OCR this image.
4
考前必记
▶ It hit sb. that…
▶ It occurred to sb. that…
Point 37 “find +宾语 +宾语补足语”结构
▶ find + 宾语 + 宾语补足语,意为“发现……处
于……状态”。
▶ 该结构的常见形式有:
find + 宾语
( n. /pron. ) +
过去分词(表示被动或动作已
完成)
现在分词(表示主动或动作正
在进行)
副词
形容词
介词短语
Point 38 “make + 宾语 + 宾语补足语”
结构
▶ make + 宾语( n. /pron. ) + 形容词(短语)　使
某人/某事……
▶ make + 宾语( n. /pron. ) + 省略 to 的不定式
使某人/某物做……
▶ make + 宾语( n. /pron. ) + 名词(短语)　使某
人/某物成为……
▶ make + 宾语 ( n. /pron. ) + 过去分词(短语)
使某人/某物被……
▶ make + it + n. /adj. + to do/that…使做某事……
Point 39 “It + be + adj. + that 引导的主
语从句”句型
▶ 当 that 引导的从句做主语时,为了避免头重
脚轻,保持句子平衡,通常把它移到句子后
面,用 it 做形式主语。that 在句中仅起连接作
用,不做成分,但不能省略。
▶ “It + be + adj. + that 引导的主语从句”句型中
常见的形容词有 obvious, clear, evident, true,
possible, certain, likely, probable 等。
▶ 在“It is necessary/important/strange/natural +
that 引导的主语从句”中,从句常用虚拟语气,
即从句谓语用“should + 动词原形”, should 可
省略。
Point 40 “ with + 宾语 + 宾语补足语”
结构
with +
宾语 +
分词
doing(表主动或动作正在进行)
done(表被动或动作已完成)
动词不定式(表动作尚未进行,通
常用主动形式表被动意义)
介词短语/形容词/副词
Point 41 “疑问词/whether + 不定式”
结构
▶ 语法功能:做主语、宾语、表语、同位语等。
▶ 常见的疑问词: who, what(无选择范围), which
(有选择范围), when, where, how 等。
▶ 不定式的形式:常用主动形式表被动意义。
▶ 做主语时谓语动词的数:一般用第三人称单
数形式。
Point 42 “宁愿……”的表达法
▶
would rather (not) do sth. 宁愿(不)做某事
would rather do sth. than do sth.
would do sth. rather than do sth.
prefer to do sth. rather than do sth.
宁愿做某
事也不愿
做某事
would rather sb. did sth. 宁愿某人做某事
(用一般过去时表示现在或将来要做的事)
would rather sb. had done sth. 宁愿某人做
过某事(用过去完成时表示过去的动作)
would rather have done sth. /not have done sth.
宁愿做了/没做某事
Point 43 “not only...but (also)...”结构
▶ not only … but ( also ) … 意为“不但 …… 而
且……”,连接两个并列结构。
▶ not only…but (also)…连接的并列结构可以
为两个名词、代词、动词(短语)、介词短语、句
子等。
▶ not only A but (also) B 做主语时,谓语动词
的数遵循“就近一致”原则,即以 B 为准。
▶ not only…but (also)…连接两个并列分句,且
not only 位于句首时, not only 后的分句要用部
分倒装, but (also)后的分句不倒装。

• • •

REQUIREMENT: Which lines contain "that"? Copy each of them out.

TASK RESULT:
▶ It hit sb. that…
▶ It occurred to sb. that…
▶ make + it + n. /adj. + to do/that…使做某事……
Point 39 “It + be + adj. + that 引导的主
▶ 当 that 引导的从句做主语时,为了避免头重
面,用 it 做形式主语。that 在句中仅起连接作
▶ “It + be + adj. + that 引导的主语从句”句型中
that 引导的主语从句”中,从句常用虚拟语气,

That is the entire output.